What to produce ▸ Please convert every line in the records into a JSON list of strings, one string per line, skipping blank lines and leaving out the pictures.
* start Records supplied *
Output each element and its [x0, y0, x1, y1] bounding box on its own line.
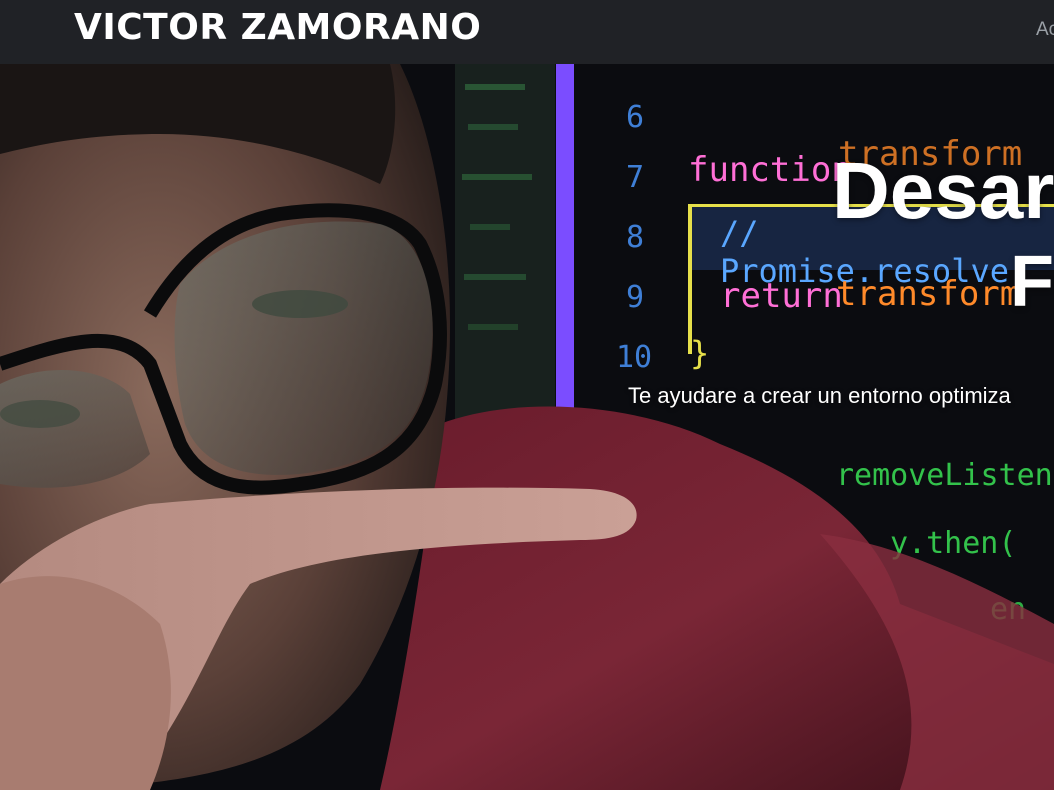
hero-title-line2: F	[1010, 242, 1054, 322]
brand-logo[interactable]: VICTOR ZAMORANO	[74, 6, 481, 50]
top-navbar: VICTOR ZAMORANO Ac	[0, 0, 1054, 64]
nav-link-partial[interactable]: Ac	[1036, 18, 1054, 42]
hero-title: Desar	[832, 146, 1054, 235]
hero-section: 6 7 8 9 10 function transform // Promise…	[0, 64, 1054, 790]
hero-subtitle: Te ayudare a crear un entorno optimiza	[628, 383, 1011, 408]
* end Records supplied *
Written answer ▸
[
  "Output each element and its [x0, y0, x1, y1] bounding box on its own line.",
  "hero-title-line2: F\t[1010, 242, 1054, 322]",
  "brand-logo[interactable]: VICTOR ZAMORANO\t[74, 6, 481, 50]",
  "top-navbar: VICTOR ZAMORANO Ac\t[0, 0, 1054, 64]",
  "nav-link-partial[interactable]: Ac\t[1036, 18, 1054, 42]",
  "hero-title: Desar\t[832, 146, 1054, 235]",
  "hero-section: 6 7 8 9 10 function transform // Promise…\t[0, 64, 1054, 790]",
  "hero-subtitle: Te ayudare a crear un entorno optimiza\t[628, 383, 1011, 408]"
]